_PROBLEM TO WORK ON_. Below are some records. Say how many of their lines contain the string "text", and give nothing but the number.

::: SUPPLIED INFORMATION

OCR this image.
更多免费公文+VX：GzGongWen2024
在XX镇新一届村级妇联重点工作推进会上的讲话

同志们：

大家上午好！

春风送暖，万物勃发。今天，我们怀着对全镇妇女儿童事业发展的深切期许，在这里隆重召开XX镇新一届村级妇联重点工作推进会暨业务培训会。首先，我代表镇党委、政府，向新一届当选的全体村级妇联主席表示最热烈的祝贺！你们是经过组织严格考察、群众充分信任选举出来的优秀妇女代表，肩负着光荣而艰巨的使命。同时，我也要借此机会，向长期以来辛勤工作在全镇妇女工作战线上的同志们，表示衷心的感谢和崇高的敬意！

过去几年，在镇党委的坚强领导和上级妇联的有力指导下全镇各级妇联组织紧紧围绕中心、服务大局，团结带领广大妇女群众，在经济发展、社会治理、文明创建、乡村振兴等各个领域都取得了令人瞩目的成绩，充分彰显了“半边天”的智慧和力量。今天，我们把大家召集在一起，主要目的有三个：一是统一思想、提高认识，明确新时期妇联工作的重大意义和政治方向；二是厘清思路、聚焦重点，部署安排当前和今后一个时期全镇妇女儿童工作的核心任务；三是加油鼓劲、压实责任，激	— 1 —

::::::
::: SUPPLIED INFORMATION

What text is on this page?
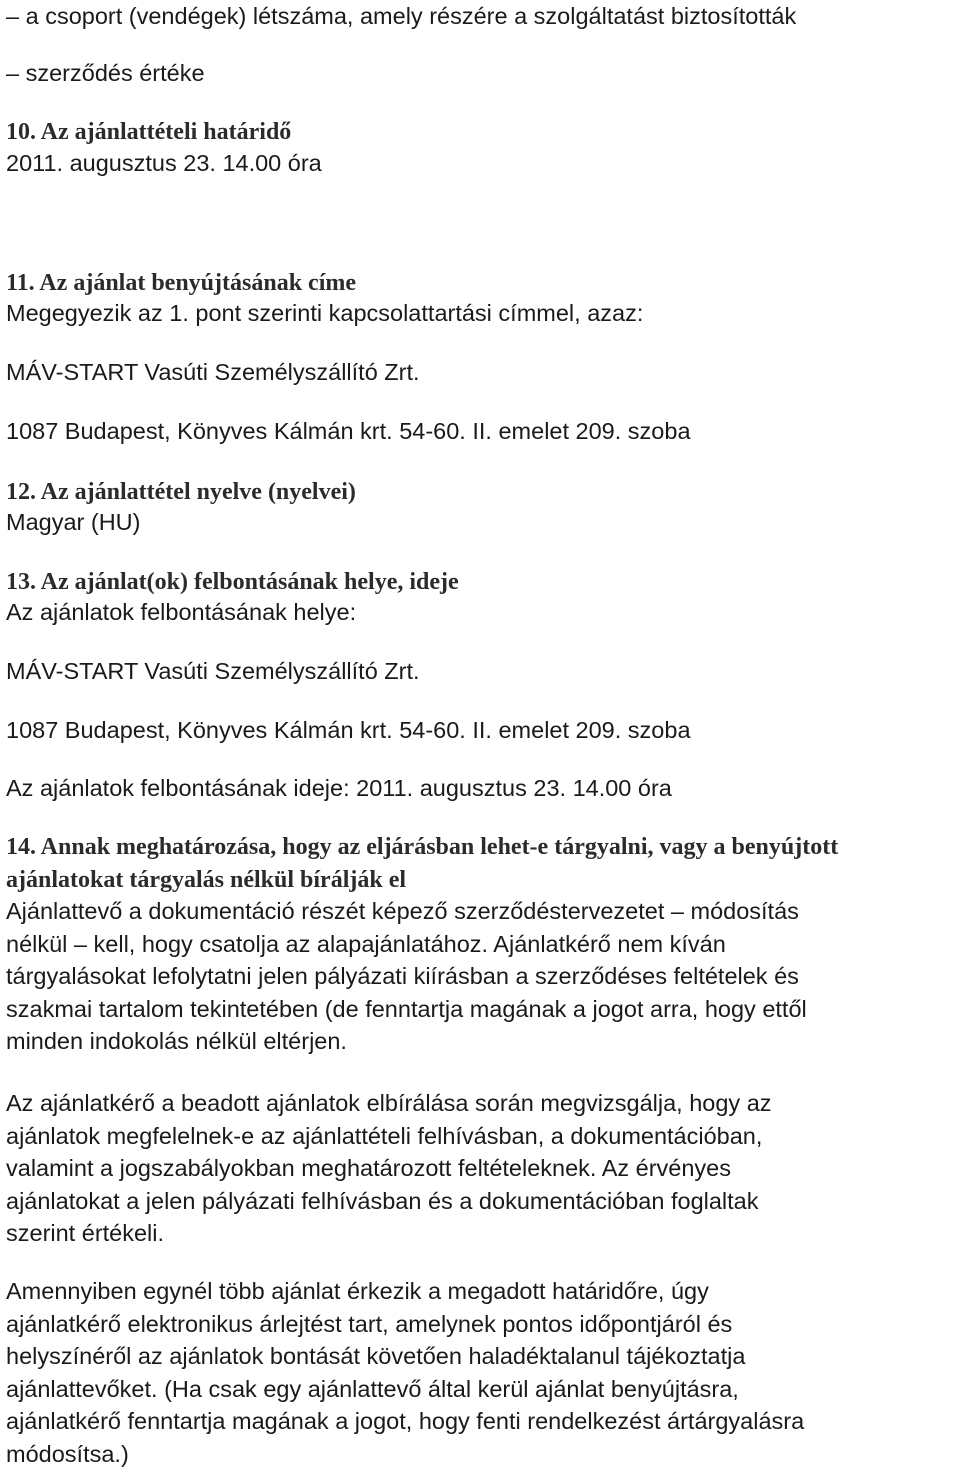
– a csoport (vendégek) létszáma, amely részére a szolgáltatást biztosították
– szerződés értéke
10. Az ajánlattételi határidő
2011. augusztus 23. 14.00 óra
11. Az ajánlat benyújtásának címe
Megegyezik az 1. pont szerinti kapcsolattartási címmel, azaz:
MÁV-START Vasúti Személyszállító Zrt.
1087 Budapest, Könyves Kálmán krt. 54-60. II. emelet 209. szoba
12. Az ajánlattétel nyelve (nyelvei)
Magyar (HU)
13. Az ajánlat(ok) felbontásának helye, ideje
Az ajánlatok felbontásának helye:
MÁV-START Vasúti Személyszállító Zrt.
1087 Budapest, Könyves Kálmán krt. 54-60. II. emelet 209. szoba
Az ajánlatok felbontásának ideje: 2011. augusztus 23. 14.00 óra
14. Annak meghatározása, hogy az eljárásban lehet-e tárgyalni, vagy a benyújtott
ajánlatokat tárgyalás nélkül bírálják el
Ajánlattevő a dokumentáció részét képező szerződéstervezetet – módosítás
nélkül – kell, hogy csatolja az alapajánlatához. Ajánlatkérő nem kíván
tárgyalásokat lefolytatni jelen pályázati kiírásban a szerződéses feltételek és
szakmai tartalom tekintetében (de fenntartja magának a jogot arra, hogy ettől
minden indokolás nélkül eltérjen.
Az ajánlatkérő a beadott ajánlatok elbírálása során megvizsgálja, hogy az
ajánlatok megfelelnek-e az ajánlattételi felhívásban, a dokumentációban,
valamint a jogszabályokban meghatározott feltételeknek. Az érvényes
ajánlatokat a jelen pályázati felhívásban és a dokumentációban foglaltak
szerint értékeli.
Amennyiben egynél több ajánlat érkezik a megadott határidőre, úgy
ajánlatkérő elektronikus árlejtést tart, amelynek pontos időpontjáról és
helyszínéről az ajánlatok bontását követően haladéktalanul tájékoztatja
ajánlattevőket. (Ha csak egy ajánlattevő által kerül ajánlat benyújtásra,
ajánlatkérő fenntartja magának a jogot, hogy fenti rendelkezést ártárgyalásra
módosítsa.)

::::::
::: SUPPLIED INFORMATION

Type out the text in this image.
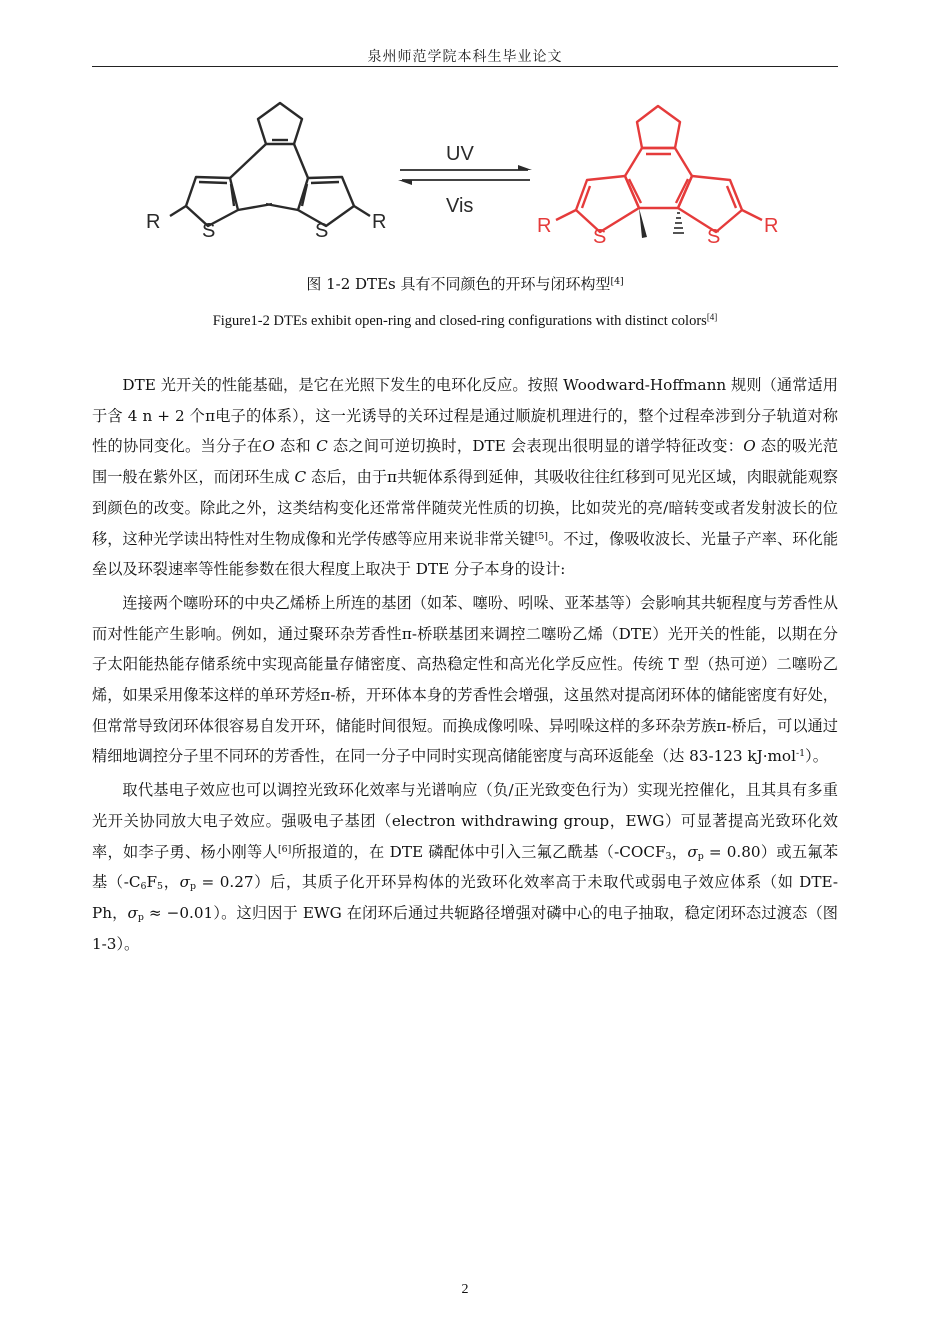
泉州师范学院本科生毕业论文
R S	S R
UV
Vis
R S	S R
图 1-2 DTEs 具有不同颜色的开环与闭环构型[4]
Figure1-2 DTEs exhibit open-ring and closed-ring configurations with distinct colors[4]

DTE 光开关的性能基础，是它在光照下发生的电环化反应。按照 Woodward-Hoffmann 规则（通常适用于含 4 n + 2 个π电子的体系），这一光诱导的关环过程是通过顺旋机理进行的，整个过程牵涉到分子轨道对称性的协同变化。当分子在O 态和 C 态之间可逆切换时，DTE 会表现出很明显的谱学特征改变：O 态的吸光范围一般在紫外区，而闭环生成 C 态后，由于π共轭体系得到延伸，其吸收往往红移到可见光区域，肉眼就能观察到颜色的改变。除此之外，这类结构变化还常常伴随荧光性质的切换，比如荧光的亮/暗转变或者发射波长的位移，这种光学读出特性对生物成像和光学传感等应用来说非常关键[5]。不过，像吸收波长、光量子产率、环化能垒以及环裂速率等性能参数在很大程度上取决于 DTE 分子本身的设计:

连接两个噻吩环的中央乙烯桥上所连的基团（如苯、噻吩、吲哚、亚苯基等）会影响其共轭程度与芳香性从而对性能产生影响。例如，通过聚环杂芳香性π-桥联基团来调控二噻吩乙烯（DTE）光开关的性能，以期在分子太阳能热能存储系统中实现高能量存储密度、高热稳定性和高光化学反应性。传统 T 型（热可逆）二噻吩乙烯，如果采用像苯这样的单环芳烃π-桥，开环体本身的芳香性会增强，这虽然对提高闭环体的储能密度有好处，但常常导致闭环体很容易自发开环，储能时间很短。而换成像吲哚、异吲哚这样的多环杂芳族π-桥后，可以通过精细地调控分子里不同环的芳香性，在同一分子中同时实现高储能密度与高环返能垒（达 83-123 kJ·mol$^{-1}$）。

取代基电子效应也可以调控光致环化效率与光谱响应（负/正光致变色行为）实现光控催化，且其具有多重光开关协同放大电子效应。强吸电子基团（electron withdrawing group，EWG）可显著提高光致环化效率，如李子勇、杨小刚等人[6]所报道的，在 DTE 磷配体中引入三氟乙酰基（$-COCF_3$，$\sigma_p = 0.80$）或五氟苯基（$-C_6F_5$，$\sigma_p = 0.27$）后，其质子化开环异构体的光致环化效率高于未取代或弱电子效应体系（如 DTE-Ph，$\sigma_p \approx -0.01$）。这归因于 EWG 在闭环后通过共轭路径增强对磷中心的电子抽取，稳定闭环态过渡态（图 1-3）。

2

::::::

_COMPLETED TASK_. 2